▶ _Problem requirements_
Report only the number of lines in this material that include the string "lipase".

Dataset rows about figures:
----------

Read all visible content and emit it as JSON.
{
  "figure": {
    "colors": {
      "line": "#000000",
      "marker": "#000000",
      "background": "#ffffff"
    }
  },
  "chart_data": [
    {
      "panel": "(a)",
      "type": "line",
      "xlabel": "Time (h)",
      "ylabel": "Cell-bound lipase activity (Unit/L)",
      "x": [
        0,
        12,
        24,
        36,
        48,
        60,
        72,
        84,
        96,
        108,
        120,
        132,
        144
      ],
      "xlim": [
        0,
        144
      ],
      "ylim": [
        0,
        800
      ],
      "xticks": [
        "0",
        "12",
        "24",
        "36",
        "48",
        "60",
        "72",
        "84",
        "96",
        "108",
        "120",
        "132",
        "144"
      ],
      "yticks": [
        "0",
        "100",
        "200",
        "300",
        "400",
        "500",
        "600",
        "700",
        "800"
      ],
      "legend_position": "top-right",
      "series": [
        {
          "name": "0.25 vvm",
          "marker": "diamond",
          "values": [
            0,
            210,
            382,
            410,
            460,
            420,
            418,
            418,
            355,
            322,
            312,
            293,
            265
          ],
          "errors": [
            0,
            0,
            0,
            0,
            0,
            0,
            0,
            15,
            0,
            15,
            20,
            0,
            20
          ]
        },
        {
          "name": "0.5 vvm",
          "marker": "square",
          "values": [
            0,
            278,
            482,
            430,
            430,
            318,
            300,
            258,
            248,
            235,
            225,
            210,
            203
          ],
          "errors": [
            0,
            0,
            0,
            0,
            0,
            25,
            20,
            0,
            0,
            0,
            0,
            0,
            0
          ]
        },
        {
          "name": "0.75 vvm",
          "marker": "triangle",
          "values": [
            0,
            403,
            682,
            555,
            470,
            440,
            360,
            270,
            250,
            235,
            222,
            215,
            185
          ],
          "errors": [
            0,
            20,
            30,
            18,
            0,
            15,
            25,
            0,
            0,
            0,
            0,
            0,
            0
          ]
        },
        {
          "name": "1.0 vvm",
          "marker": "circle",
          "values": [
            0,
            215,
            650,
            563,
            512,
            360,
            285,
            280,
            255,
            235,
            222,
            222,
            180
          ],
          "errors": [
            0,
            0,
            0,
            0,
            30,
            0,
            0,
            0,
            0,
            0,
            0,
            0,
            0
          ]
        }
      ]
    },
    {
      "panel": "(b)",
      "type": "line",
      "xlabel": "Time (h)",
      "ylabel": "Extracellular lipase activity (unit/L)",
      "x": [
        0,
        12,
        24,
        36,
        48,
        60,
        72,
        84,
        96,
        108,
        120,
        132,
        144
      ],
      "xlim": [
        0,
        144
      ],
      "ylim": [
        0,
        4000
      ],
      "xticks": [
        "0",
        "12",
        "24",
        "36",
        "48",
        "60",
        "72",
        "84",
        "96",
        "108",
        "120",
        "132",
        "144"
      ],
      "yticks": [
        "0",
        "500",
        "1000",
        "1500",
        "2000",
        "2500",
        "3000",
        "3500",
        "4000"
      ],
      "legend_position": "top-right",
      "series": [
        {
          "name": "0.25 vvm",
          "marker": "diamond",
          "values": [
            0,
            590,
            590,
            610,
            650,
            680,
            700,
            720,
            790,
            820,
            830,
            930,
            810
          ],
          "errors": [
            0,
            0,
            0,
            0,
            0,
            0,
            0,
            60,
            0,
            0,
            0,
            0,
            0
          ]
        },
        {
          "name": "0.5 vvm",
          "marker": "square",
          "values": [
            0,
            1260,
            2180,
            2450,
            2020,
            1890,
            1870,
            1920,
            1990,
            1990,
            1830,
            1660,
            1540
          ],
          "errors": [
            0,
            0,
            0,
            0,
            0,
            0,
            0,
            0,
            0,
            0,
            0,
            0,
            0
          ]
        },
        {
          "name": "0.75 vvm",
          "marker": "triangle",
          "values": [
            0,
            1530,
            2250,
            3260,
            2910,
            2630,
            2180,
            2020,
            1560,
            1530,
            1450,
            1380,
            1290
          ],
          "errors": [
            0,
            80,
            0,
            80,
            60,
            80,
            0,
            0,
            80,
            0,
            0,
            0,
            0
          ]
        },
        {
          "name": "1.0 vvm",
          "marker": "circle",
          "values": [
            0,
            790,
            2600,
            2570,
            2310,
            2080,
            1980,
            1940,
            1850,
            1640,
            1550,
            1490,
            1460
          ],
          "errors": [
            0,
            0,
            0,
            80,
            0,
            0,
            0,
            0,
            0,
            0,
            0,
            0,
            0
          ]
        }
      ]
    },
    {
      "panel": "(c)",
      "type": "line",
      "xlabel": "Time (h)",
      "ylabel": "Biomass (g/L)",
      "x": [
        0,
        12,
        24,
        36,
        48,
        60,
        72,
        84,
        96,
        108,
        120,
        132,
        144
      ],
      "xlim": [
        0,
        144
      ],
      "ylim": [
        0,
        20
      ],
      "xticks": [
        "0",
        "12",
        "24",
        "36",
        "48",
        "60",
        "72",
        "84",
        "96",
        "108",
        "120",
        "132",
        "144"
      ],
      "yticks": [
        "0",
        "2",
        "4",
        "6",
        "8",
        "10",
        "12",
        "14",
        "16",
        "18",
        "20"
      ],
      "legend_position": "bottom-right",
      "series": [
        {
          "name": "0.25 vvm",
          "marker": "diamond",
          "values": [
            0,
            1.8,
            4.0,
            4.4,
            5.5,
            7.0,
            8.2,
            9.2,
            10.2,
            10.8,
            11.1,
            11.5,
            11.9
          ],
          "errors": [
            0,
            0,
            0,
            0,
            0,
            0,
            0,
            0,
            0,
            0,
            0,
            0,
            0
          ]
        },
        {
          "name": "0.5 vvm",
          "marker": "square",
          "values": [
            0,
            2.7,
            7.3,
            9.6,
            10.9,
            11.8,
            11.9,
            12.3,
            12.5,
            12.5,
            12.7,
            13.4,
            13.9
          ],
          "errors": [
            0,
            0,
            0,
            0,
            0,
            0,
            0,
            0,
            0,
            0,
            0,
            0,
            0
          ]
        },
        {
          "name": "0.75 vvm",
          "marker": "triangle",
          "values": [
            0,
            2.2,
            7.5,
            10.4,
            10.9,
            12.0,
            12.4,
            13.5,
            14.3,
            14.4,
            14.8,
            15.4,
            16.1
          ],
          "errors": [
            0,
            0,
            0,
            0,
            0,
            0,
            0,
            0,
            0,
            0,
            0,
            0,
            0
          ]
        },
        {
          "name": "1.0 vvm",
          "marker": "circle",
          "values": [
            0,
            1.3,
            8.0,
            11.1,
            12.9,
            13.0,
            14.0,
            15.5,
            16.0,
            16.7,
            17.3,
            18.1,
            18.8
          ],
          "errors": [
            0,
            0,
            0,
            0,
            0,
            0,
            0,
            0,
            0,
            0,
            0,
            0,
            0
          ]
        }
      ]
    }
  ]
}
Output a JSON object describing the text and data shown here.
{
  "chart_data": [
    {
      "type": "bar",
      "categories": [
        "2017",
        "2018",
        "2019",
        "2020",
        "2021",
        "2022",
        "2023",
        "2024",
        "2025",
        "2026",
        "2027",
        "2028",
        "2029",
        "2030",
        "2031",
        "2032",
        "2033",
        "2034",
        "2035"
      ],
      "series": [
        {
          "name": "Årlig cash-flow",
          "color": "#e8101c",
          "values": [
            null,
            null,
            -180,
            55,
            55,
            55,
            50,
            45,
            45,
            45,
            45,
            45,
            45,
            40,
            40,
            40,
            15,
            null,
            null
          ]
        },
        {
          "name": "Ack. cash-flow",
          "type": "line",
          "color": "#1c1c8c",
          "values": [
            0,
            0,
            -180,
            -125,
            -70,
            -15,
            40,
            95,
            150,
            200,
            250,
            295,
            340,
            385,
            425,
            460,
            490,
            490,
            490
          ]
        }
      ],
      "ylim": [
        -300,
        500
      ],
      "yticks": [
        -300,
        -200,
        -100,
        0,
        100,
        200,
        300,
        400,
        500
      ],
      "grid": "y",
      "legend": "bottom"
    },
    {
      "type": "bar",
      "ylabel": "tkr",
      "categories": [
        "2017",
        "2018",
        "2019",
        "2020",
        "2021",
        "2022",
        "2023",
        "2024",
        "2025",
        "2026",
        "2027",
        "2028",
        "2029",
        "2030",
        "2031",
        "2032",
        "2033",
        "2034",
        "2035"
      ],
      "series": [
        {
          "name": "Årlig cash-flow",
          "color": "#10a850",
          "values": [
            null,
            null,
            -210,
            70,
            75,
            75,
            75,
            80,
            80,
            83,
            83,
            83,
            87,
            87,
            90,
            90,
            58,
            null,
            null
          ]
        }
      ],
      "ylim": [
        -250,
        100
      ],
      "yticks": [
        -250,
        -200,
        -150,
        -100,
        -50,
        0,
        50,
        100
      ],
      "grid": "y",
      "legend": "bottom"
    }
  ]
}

----------

▶ _Solution to the exercise_
2